Extracted text:
Wireless and robust for the holidays!

Whether on a trip to a ski slope or the beach, a battery-powered, sturdy speaker is perfect for the journey.

Travel speakers are becoming increasingly popular. Many have realized how sad it is that everyone sits with their mobile phones and listens to music on their own, when you can just as well as enjoy the music as a group. But there’s also no room to lug around some huge beast during your holiday. Instead, one looks for small battery-powered speakers that can easily be placed in a carry-on luggage for a trip abroad, in a tote bag for a trip to the countryside, or in a backpack for a ski trip. The speakers must also be able to handle being dropped in the snow, or getting splashed with water from a pool.

(Photo: Manufacturer)

 

Last year, we tested luxury speakers at a higher price point. For that you get slightly bigger speakers with decent volume and a pounding bass rendition. However, they often take up more space in your luggage. This year we went the other way. We have looked for smaller, more convenient speakers that can easily fit inside a coat pocket. We have also tried to find speakers that can handle coming along on a trip and being used every day. And we’ve set the price limit down to half the amount, so everyone is able to afford music for a holiday.

Party atmosphere and assistants

Two trends are evident among this year’s candidates. The first is that you can connect several speakers together. Either two speakers so you can get adequate stereo sound which gives a real boost indoors when they are placed near a wall. Or a so-called party mode where multiple speakers play in sync, either to spread the music throughout several rooms when you’re inside, or to get the music to cover a larger area when you’re outside. Unfortunately, the volume from a pocket speaker does not reach far if it is a big party.

 

(Photo: Manufacturer)

The other trend is that they have a microphone. This feature has previously allowed speakers to be used as speakerphones. This is convenient if you don’t want to hold your mobile phone or if you want to host a conference call. But now it’s also used to talk with voice assistants such as Apple’s Siri and Google Assistant. Even if your mobile phone is packed away, you can press a button and ask about the weather, or make a web search to see who’s right when there is a disagreement during a party game.

 

Products in this test
Sober, but afraid of water

Touring XS is better suited indoors than by the pool, especially as it is also a bit low-key.

We previously tested both Geneva Touring L and Touring S, where the letters indicate size. Now is their little brother’s turn, a speaker that falls into the travel category. Besides the size, the features are different. The larger models also have radio, while the XS must make do with only Bluetooth. The design hails back to the travel radios of the past. The imitation leather can be obtained in red, cognac, white or black. Very sober, but not particularly practical in this context.

Touring XS adorns the room with a leather covering in nice colours.

Somewhat surprisingly, Touring is the only test participant that is not protected from wind and weather. In other words, the speaker is better suited for a hotel room or a balcony, rather than the beach. It’s extremely easy to use. The speaker has a volume knob that also turns it on and off. That’s all. No voice assistants, stereo connections, playback controls, or apps. There is a wireless extension for the music on a mobile phone. That’s all.

Provided material:
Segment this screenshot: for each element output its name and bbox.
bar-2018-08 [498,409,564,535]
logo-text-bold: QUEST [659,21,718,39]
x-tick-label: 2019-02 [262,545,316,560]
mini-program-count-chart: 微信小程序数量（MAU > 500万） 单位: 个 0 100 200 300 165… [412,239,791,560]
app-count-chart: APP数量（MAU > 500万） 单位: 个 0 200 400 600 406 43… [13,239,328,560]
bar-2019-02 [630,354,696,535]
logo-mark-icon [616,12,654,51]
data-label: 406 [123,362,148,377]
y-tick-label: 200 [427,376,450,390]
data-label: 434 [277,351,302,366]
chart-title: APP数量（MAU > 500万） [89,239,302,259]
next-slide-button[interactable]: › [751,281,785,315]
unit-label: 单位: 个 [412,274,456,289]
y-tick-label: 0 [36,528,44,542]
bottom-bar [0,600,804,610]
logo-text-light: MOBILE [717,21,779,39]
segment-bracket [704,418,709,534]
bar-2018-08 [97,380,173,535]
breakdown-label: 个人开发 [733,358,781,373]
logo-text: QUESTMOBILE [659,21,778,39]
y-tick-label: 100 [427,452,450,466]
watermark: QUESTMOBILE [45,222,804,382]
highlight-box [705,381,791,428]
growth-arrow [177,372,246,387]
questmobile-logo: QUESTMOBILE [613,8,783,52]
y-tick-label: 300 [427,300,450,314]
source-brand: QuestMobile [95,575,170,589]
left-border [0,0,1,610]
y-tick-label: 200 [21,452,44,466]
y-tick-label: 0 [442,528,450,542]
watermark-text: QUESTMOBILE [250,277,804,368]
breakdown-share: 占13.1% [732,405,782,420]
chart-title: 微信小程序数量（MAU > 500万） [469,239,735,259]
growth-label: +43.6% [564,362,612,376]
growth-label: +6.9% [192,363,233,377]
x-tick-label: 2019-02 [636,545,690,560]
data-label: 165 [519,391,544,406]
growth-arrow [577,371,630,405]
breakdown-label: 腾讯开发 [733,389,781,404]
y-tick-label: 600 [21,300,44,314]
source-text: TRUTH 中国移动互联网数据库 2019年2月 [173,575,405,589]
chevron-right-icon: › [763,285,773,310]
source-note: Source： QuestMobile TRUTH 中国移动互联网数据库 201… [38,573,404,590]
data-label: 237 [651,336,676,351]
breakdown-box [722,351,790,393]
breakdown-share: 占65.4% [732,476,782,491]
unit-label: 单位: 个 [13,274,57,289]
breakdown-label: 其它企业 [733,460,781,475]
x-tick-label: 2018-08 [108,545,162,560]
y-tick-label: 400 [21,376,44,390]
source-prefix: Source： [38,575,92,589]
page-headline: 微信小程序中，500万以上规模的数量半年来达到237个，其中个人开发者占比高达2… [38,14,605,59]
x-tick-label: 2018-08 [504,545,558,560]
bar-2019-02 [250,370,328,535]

Instructions:
- a) Answer these from the speaker review:
(i) In which colors can the imitation leather of the Touring XS be obtained?
(ii) Which voice assistants does the review name?
(iii) How did this year's price limit compare with last year's?
- b) Please output the part of the speaker review from "Products in this" up to and including "in this context.", copied exactly.
The rows aren't needed here.

Worked solutions:
- a)
(i) Red, cognac, white or black.
(ii) Apple's Siri and Google Assistant.
(iii) It was set down to half the amount.

- b)
Products in this test
Sober, but afraid of water

Touring XS is better suited indoors than by the pool, especially as it is also a bit low-key.

We previously tested both Geneva Touring L and Touring S, where the letters indicate size. Now is their little brother’s turn, a speaker that falls into the travel category. Besides the size, the features are different. The larger models also have radio, while the XS must make do with only Bluetooth. The design hails back to the travel radios of the past. The imitation leather can be obtained in red, cognac, white or black. Very sober, but not particularly practical in this context.